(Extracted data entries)
• • • • • • •

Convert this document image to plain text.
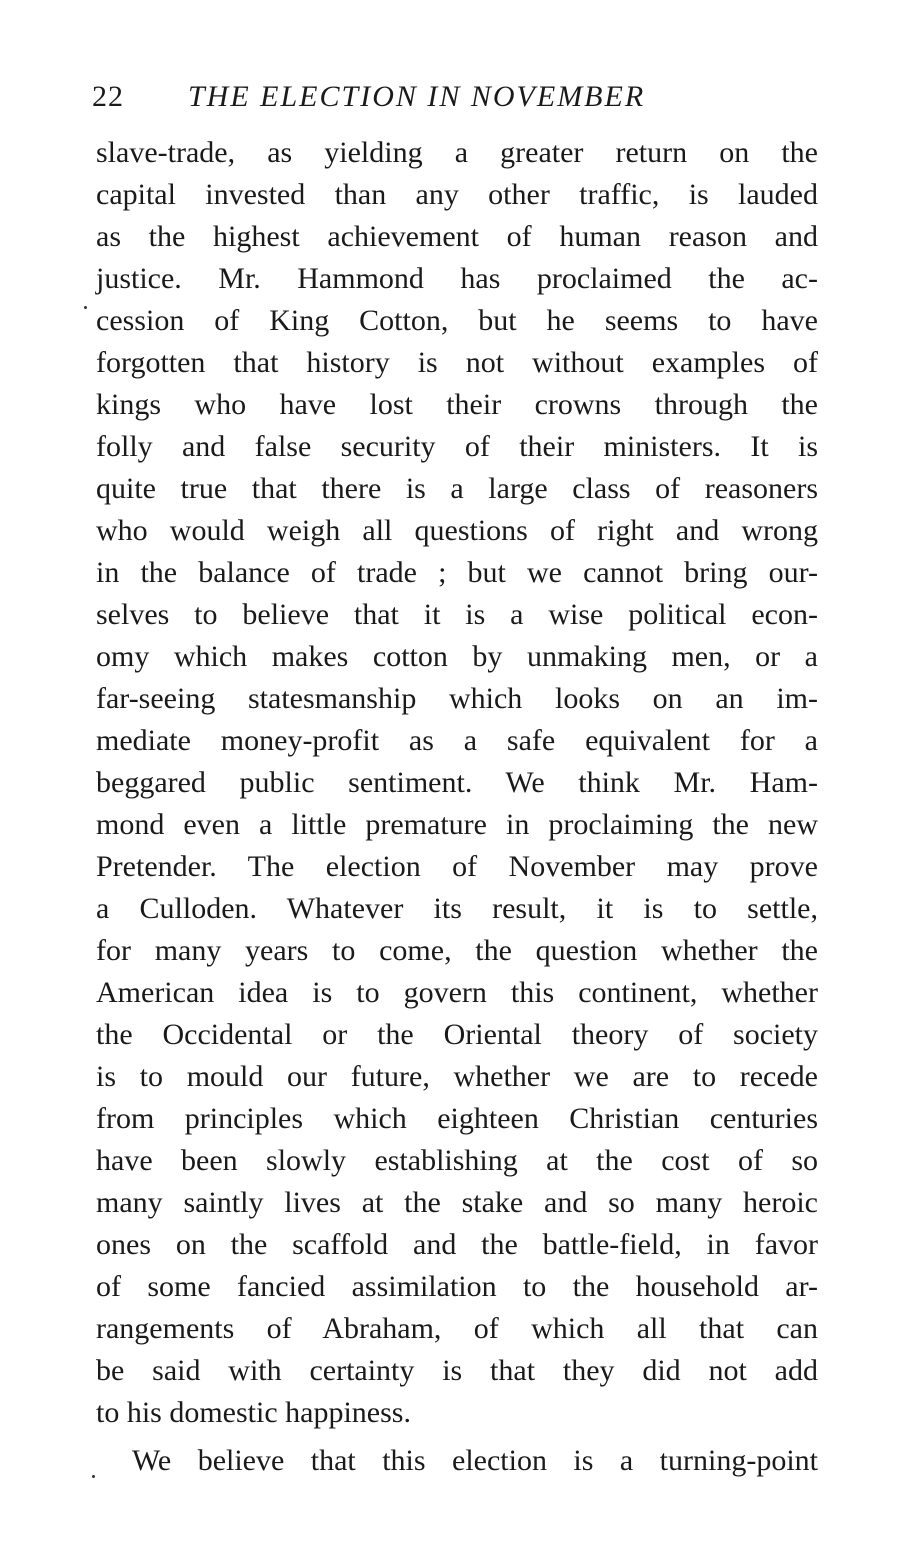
22 THE ELECTION IN NOVEMBER
slave-trade, as yielding a greater return on the
capital invested than any other traffic, is lauded
as the highest achievement of human reason and
justice. Mr. Hammond has proclaimed the ac-
cession of King Cotton, but he seems to have
forgotten that history is not without examples of
kings who have lost their crowns through the
folly and false security of their ministers. It is
quite true that there is a large class of reasoners
who would weigh all questions of right and wrong
in the balance of trade ; but we cannot bring our-
selves to believe that it is a wise political econ-
omy which makes cotton by unmaking men, or a
far-seeing statesmanship which looks on an im-
mediate money-profit as a safe equivalent for a
beggared public sentiment. We think Mr. Ham-
mond even a little premature in proclaiming the new
Pretender. The election of November may prove
a Culloden. Whatever its result, it is to settle,
for many years to come, the question whether the
American idea is to govern this continent, whether
the Occidental or the Oriental theory of society
is to mould our future, whether we are to recede
from principles which eighteen Christian centuries
have been slowly establishing at the cost of so
many saintly lives at the stake and so many heroic
ones on the scaffold and the battle-field, in favor
of some fancied assimilation to the household ar-
rangements of Abraham, of which all that can
be said with certainty is that they did not add
to his domestic happiness.
We believe that this election is a turning-point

• • • • • • •

• WHAT THE EXERCISE ASKS: Check each line of the listing above for the string "this", then report only how many lines have it.

• EXERCISE RESULT: 3